— start Data shown —
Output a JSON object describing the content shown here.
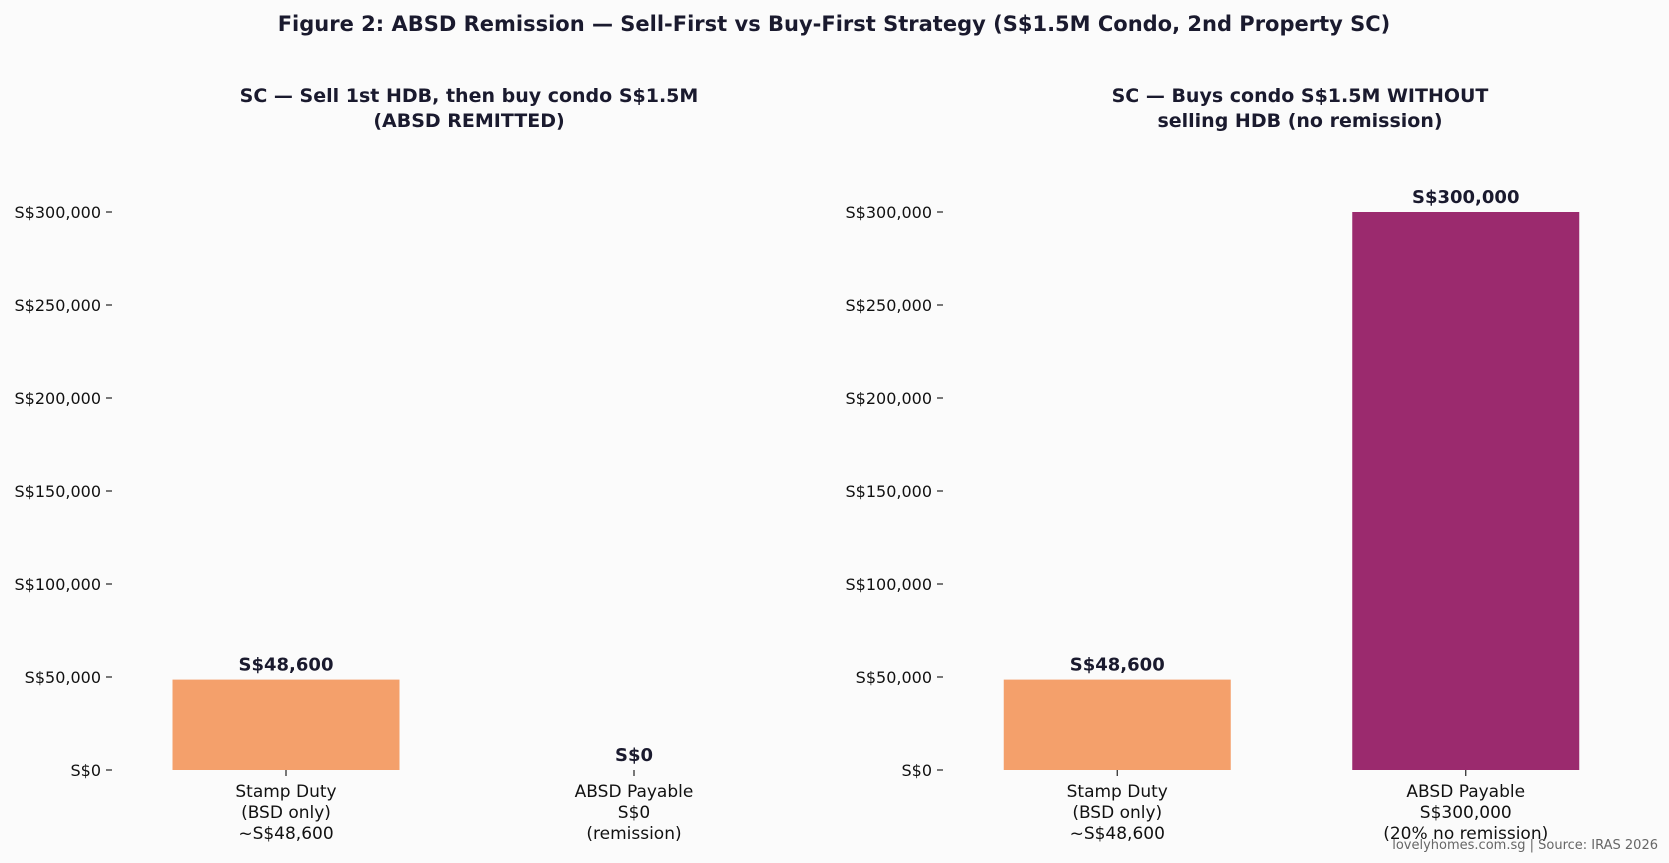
{
  "figure_title": "Figure 2: ABSD Remission — Sell-First vs Buy-First Strategy (S$1.5M Condo, 2nd Property SC)",
  "footer": "lovelyhomes.com.sg  |  Source: IRAS 2026",
  "colors": {
    "bsd": "#F4A06B",
    "absd": "#9B2A6E",
    "text": "#1a1a2e"
  },
  "chart_data": [
    {
      "type": "bar",
      "title_lines": [
        "SC — Sell 1st HDB, then buy condo S$1.5M",
        "(ABSD REMITTED)"
      ],
      "categories": [
        [
          "Stamp Duty",
          "(BSD only)",
          "~S$48,600"
        ],
        [
          "ABSD Payable",
          "S$0",
          "(remission)"
        ]
      ],
      "values": [
        48600,
        0
      ],
      "value_labels": [
        "S$48,600",
        "S$0"
      ],
      "bar_colors": [
        "#F4A06B",
        "#9B2A6E"
      ],
      "ylim": [
        0,
        300000
      ],
      "yticks": [
        0,
        50000,
        100000,
        150000,
        200000,
        250000,
        300000
      ],
      "ytick_labels": [
        "S$0",
        "S$50,000",
        "S$100,000",
        "S$150,000",
        "S$200,000",
        "S$250,000",
        "S$300,000"
      ],
      "grid": false
    },
    {
      "type": "bar",
      "title_lines": [
        "SC — Buys condo S$1.5M WITHOUT",
        "selling HDB (no remission)"
      ],
      "categories": [
        [
          "Stamp Duty",
          "(BSD only)",
          "~S$48,600"
        ],
        [
          "ABSD Payable",
          "S$300,000",
          "(20% no remission)"
        ]
      ],
      "values": [
        48600,
        300000
      ],
      "value_labels": [
        "S$48,600",
        "S$300,000"
      ],
      "bar_colors": [
        "#F4A06B",
        "#9B2A6E"
      ],
      "ylim": [
        0,
        300000
      ],
      "yticks": [
        0,
        50000,
        100000,
        150000,
        200000,
        250000,
        300000
      ],
      "ytick_labels": [
        "S$0",
        "S$50,000",
        "S$100,000",
        "S$150,000",
        "S$200,000",
        "S$250,000",
        "S$300,000"
      ],
      "grid": false
    }
  ]
}
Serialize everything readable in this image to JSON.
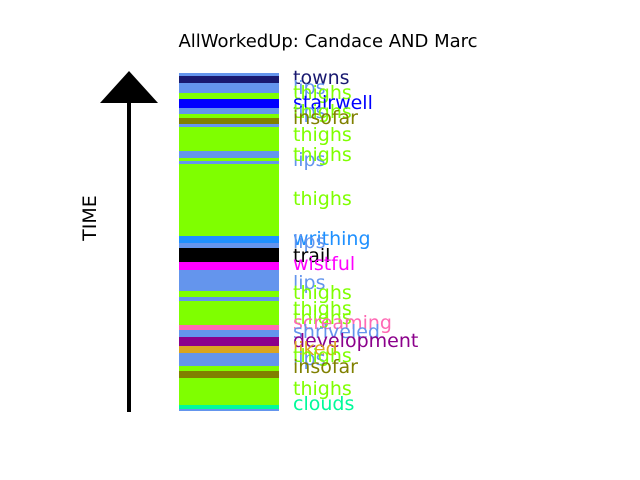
{
  "chart_data": {
    "type": "bar",
    "title": "AllWorkedUp: Candace AND Marc",
    "ylabel": "TIME",
    "bands": [
      {
        "label": "",
        "color": "#6495ED"
      },
      {
        "label": "towns",
        "color": "#191970"
      },
      {
        "label": "lips",
        "color": "#6495ED"
      },
      {
        "label": "thighs",
        "color": "#7FFF00"
      },
      {
        "label": "stairwell",
        "color": "#0000FF"
      },
      {
        "label": "lips",
        "color": "#6495ED"
      },
      {
        "label": "thighs",
        "color": "#7FFF00"
      },
      {
        "label": "insofar",
        "color": "#808000"
      },
      {
        "label": "lips",
        "color": "#6495ED"
      },
      {
        "label": "thighs",
        "color": "#7FFF00"
      },
      {
        "label": "lips",
        "color": "#6495ED"
      },
      {
        "label": "thighs",
        "color": "#7FFF00"
      },
      {
        "label": "lips",
        "color": "#6495ED"
      },
      {
        "label": "thighs",
        "color": "#7FFF00"
      },
      {
        "label": "writhing",
        "color": "#1E90FF"
      },
      {
        "label": "lips",
        "color": "#6495ED"
      },
      {
        "label": "trail",
        "color": "#000000"
      },
      {
        "label": "wistful",
        "color": "#FF00FF"
      },
      {
        "label": "lips",
        "color": "#6495ED"
      },
      {
        "label": "thighs",
        "color": "#7FFF00"
      },
      {
        "label": "lips",
        "color": "#6495ED"
      },
      {
        "label": "thighs",
        "color": "#7FFF00"
      },
      {
        "label": "thighs",
        "color": "#7FFF00"
      },
      {
        "label": "screaming",
        "color": "#FF69B4"
      },
      {
        "label": "shriveled",
        "color": "#6495ED"
      },
      {
        "label": "development",
        "color": "#8B008B"
      },
      {
        "label": "liked",
        "color": "#DAA520"
      },
      {
        "label": "lips",
        "color": "#6495ED"
      },
      {
        "label": "thighs",
        "color": "#7FFF00"
      },
      {
        "label": "insofar",
        "color": "#808000"
      },
      {
        "label": "thighs",
        "color": "#7FFF00"
      },
      {
        "label": "clouds",
        "color": "#00FA9A"
      },
      {
        "label": "",
        "color": "#6495ED"
      }
    ]
  }
}
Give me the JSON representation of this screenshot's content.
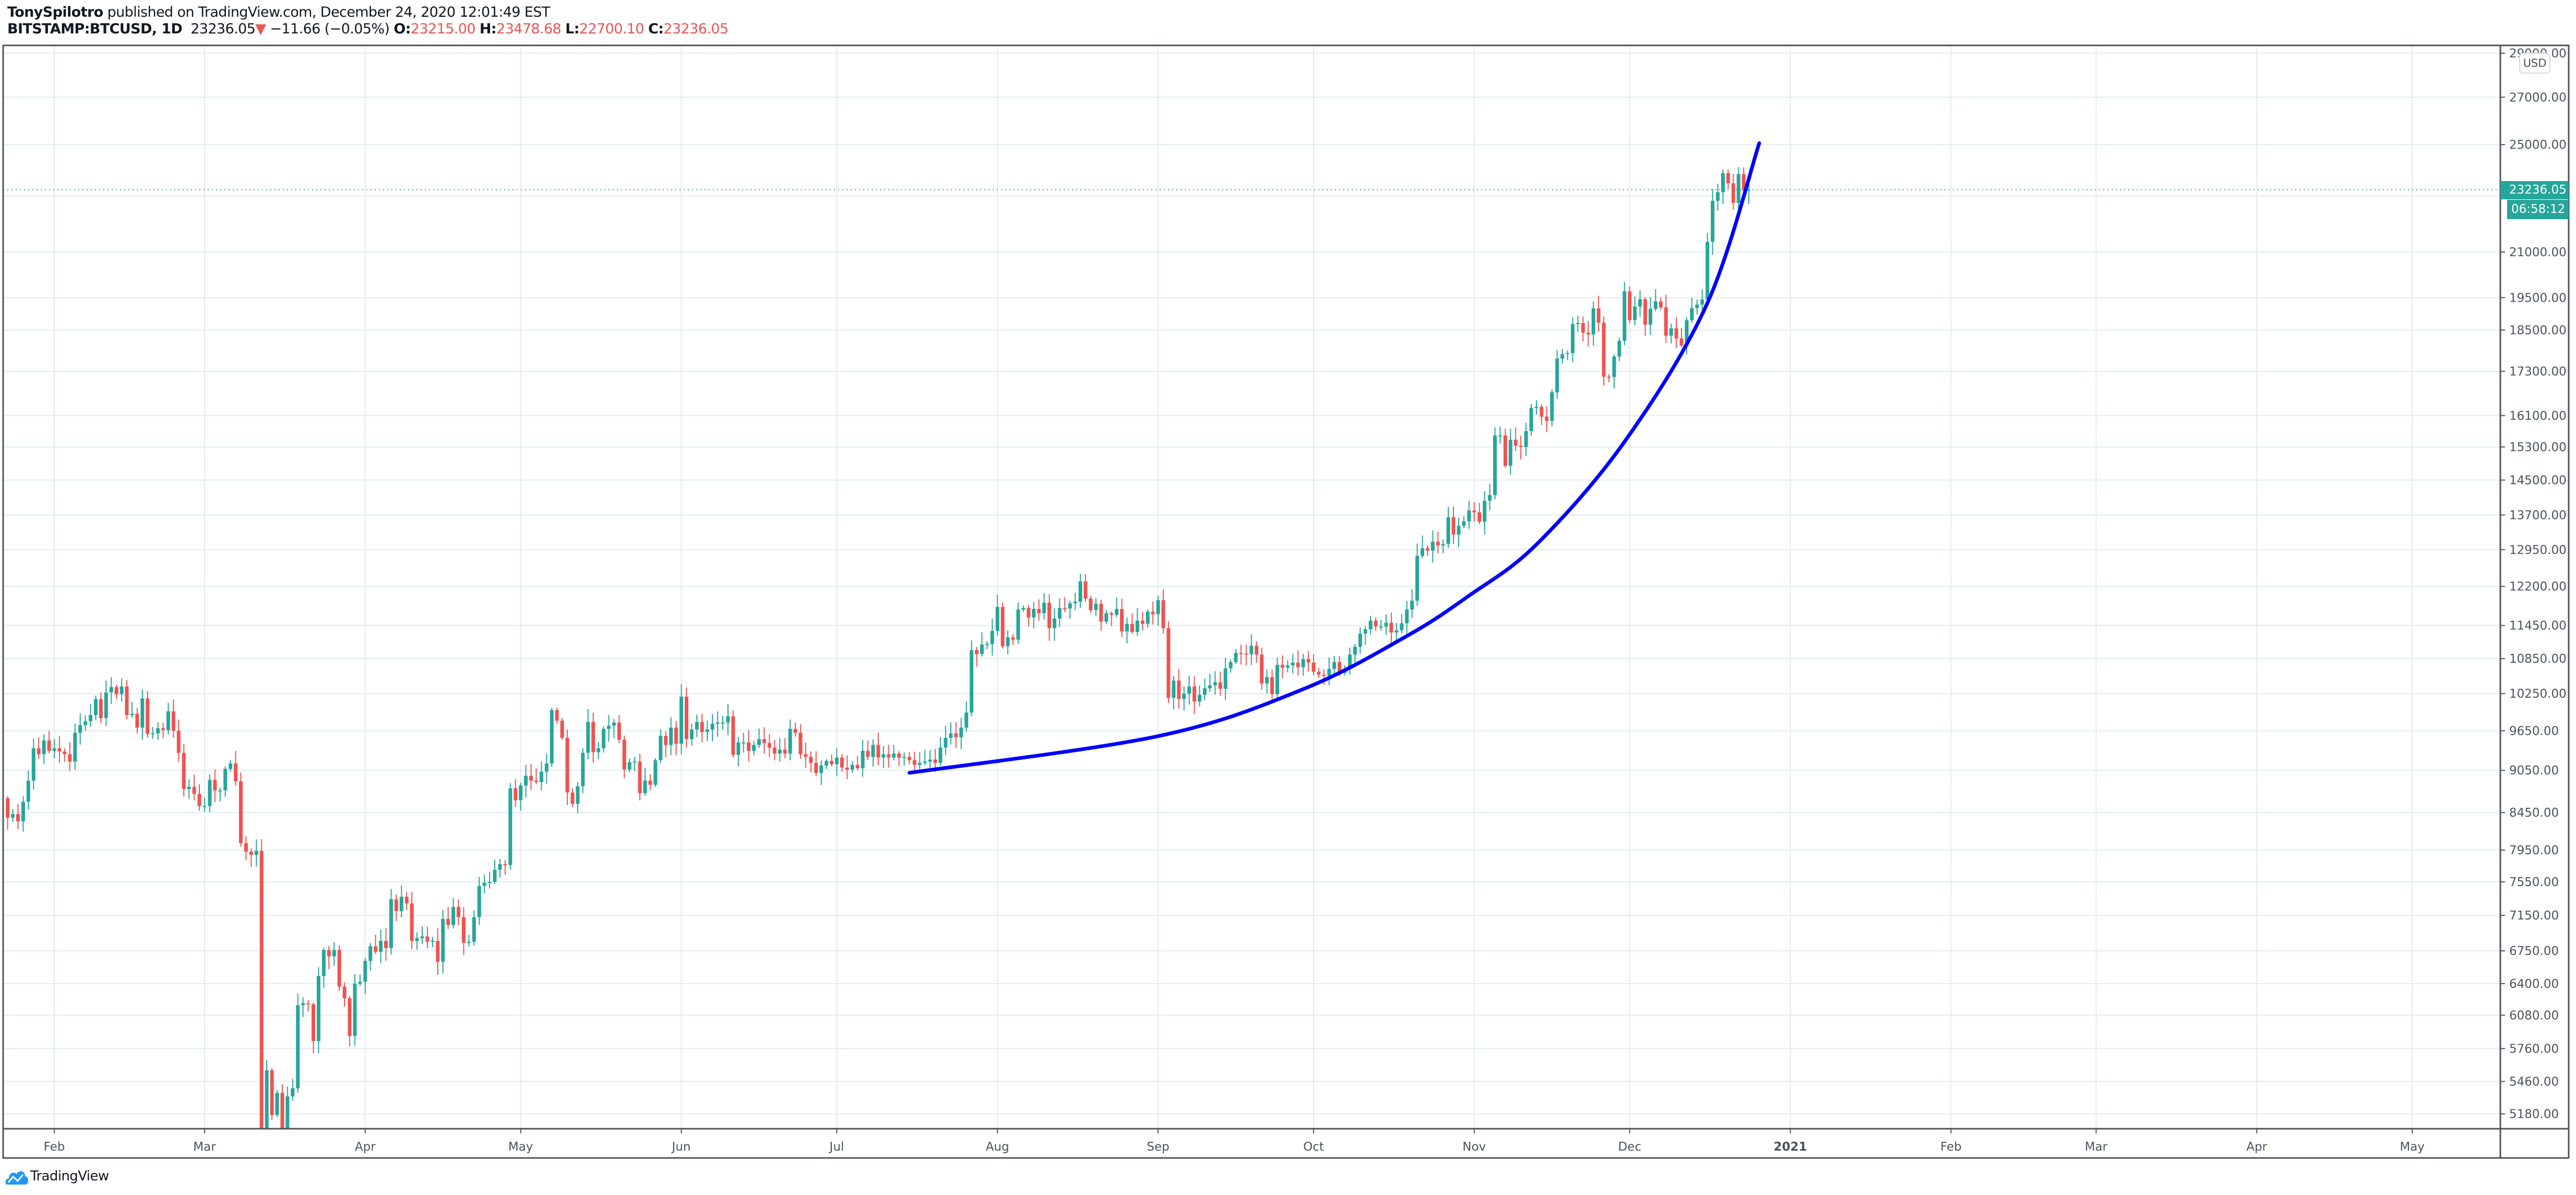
{
  "header": {
    "author": "TonySpilotro",
    "published": " published on TradingView.com, December 24, 2020 12:01:49 EST",
    "symbol": "BITSTAMP:BTCUSD, 1D",
    "last": "23236.05",
    "direction_icon": "triangle-down-icon",
    "change": "−11.66 (−0.05%)",
    "o_label": "O:",
    "o": "23215.00",
    "h_label": "H:",
    "h": "23478.68",
    "l_label": "L:",
    "l": "22700.10",
    "c_label": "C:",
    "c": "23236.05"
  },
  "price_axis": {
    "currency": "USD",
    "last_price": "23236.05",
    "countdown": "06:58:12"
  },
  "colors": {
    "up": "#26a69a",
    "down": "#ef5350",
    "grid": "#e1ecf2",
    "axis": "#50535e",
    "trendline": "#0000ff",
    "brand": "#2196f3"
  },
  "chart_data": {
    "type": "candlestick",
    "scale": "log",
    "grid": true,
    "ylim": [
      5050,
      29500
    ],
    "yticks": [
      "29000.00",
      "27000.00",
      "25000.00",
      "21000.00",
      "19500.00",
      "18500.00",
      "17300.00",
      "16100.00",
      "15300.00",
      "14500.00",
      "13700.00",
      "12950.00",
      "12200.00",
      "11450.00",
      "10850.00",
      "10250.00",
      "9650.00",
      "9050.00",
      "8450.00",
      "7950.00",
      "7550.00",
      "7150.00",
      "6750.00",
      "6400.00",
      "6080.00",
      "5760.00",
      "5460.00",
      "5180.00"
    ],
    "hidden_grid_levels": [
      23000
    ],
    "xticks": [
      {
        "label": "Feb",
        "date": "2020-02-01"
      },
      {
        "label": "Mar",
        "date": "2020-03-01"
      },
      {
        "label": "Apr",
        "date": "2020-04-01"
      },
      {
        "label": "May",
        "date": "2020-05-01"
      },
      {
        "label": "Jun",
        "date": "2020-06-01"
      },
      {
        "label": "Jul",
        "date": "2020-07-01"
      },
      {
        "label": "Aug",
        "date": "2020-08-01"
      },
      {
        "label": "Sep",
        "date": "2020-09-01"
      },
      {
        "label": "Oct",
        "date": "2020-10-01"
      },
      {
        "label": "Nov",
        "date": "2020-11-01"
      },
      {
        "label": "Dec",
        "date": "2020-12-01"
      },
      {
        "label": "2021",
        "date": "2021-01-01"
      },
      {
        "label": "Feb",
        "date": "2021-02-01"
      },
      {
        "label": "Mar",
        "date": "2021-03-01"
      },
      {
        "label": "Apr",
        "date": "2021-04-01"
      },
      {
        "label": "May",
        "date": "2021-05-01"
      }
    ],
    "daily_closes": [
      {
        "month": "2020-01",
        "first_day": 23,
        "closes": [
          8380,
          8430,
          8330,
          8600,
          8900,
          9380,
          9290,
          9500,
          9340
        ]
      },
      {
        "month": "2020-02",
        "first_day": 1,
        "closes": [
          9380,
          9330,
          9290,
          9180,
          9620,
          9740,
          9800,
          9900,
          10160,
          9850,
          10270,
          10360,
          10240,
          10370,
          9900,
          9920,
          9700,
          10170,
          9600,
          9610,
          9690,
          9660,
          9960,
          9650,
          9310,
          8780,
          8810,
          8710,
          8540
        ]
      },
      {
        "month": "2020-03",
        "first_day": 1,
        "closes": [
          8540,
          8910,
          8760,
          8760,
          9070,
          9150,
          8890,
          8040,
          7930,
          7890,
          7940,
          4860,
          5560,
          5170,
          5360,
          5020,
          5330,
          5400,
          6180,
          6200,
          6190,
          5830,
          6480,
          6760,
          6690,
          6760,
          6370,
          6250,
          5880,
          6400,
          6420
        ]
      },
      {
        "month": "2020-04",
        "first_day": 1,
        "closes": [
          6640,
          6800,
          6740,
          6860,
          6780,
          7340,
          7200,
          7370,
          7290,
          6860,
          6890,
          6910,
          6850,
          6860,
          6630,
          7110,
          7040,
          7250,
          7130,
          6840,
          6850,
          7130,
          7500,
          7540,
          7550,
          7700,
          7770,
          7760,
          8790,
          8620
        ]
      },
      {
        "month": "2020-05",
        "first_day": 1,
        "closes": [
          8830,
          8970,
          8900,
          8880,
          9030,
          9150,
          9980,
          9810,
          9540,
          8730,
          8570,
          8820,
          9310,
          9790,
          9320,
          9380,
          9680,
          9730,
          9780,
          9510,
          9060,
          9170,
          9180,
          8720,
          8900,
          8840,
          9200,
          9570,
          9430,
          9700,
          9450
        ]
      },
      {
        "month": "2020-06",
        "first_day": 1,
        "closes": [
          10200,
          9520,
          9670,
          9790,
          9630,
          9670,
          9760,
          9780,
          9780,
          9880,
          9280,
          9470,
          9470,
          9340,
          9430,
          9520,
          9460,
          9390,
          9300,
          9360,
          9300,
          9680,
          9620,
          9290,
          9250,
          9160,
          9010,
          9120,
          9190,
          9140
        ]
      },
      {
        "month": "2020-07",
        "first_day": 1,
        "closes": [
          9240,
          9090,
          9060,
          9130,
          9080,
          9340,
          9250,
          9430,
          9240,
          9290,
          9240,
          9300,
          9240,
          9250,
          9200,
          9130,
          9160,
          9180,
          9210,
          9160,
          9390,
          9540,
          9610,
          9550,
          9700,
          9940,
          11000,
          10930,
          11100,
          11110,
          11350
        ]
      },
      {
        "month": "2020-08",
        "first_day": 1,
        "closes": [
          11800,
          11070,
          11230,
          11190,
          11750,
          11780,
          11600,
          11760,
          11680,
          11880,
          11400,
          11580,
          11780,
          11770,
          11870,
          11900,
          12300,
          11960,
          11740,
          11860,
          11520,
          11680,
          11650,
          11760,
          11340,
          11480,
          11330,
          11540,
          11480,
          11710,
          11660
        ]
      },
      {
        "month": "2020-09",
        "first_day": 1,
        "closes": [
          11930,
          11400,
          10180,
          10470,
          10160,
          10250,
          10370,
          10120,
          10230,
          10340,
          10390,
          10440,
          10330,
          10680,
          10790,
          10950,
          10940,
          10930,
          11080,
          10920,
          10420,
          10530,
          10240,
          10740,
          10690,
          10730,
          10780,
          10700,
          10840,
          10780
        ]
      },
      {
        "month": "2020-10",
        "first_day": 1,
        "closes": [
          10620,
          10570,
          10550,
          10670,
          10790,
          10600,
          10670,
          10920,
          11060,
          11300,
          11380,
          11540,
          11430,
          11430,
          11500,
          11320,
          11360,
          11490,
          11750,
          11920,
          12820,
          12980,
          12930,
          13120,
          13040,
          13070,
          13650,
          13270,
          13460,
          13560,
          13800
        ]
      },
      {
        "month": "2020-11",
        "first_day": 1,
        "closes": [
          13760,
          13550,
          14020,
          14150,
          15590,
          15590,
          14840,
          15480,
          15330,
          15300,
          15700,
          16300,
          16330,
          16070,
          15960,
          16720,
          17660,
          17790,
          17820,
          18680,
          18710,
          18420,
          18370,
          19160,
          18720,
          17150,
          17140,
          17720,
          18180,
          19700
        ]
      },
      {
        "month": "2020-12",
        "first_day": 1,
        "closes": [
          18800,
          19220,
          19450,
          18660,
          19150,
          19380,
          19190,
          18330,
          18550,
          18250,
          18040,
          18800,
          19170,
          19280,
          19440,
          21350,
          22820,
          23140,
          23870,
          23480,
          22740,
          23830,
          23215,
          23236.05
        ]
      }
    ],
    "last_candle": {
      "date": "2020-12-24",
      "open": 23215.0,
      "high": 23478.68,
      "low": 22700.1,
      "close": 23236.05
    },
    "last_price": 23236.05,
    "trendline": {
      "color": "#0000ff",
      "points": [
        {
          "date": "2020-07-15",
          "price": 9013
        },
        {
          "date": "2020-09-01",
          "price": 9566
        },
        {
          "date": "2020-09-29",
          "price": 10325
        },
        {
          "date": "2020-10-19",
          "price": 11255
        },
        {
          "date": "2020-10-31",
          "price": 12018
        },
        {
          "date": "2020-11-13",
          "price": 13058
        },
        {
          "date": "2020-11-30",
          "price": 15430
        },
        {
          "date": "2020-12-16",
          "price": 19330
        },
        {
          "date": "2020-12-26",
          "price": 25060
        }
      ]
    }
  },
  "footer": {
    "brand": "TradingView",
    "logo_icon": "tradingview-cloud-icon"
  }
}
— end Data shown —
→ Problem requirements: Pick each line holding the word "this" out of the listing.

→ Reply to the task:
Serialize everything readable in this image to JSON.
Give me the JSON representation of this screenshot's content.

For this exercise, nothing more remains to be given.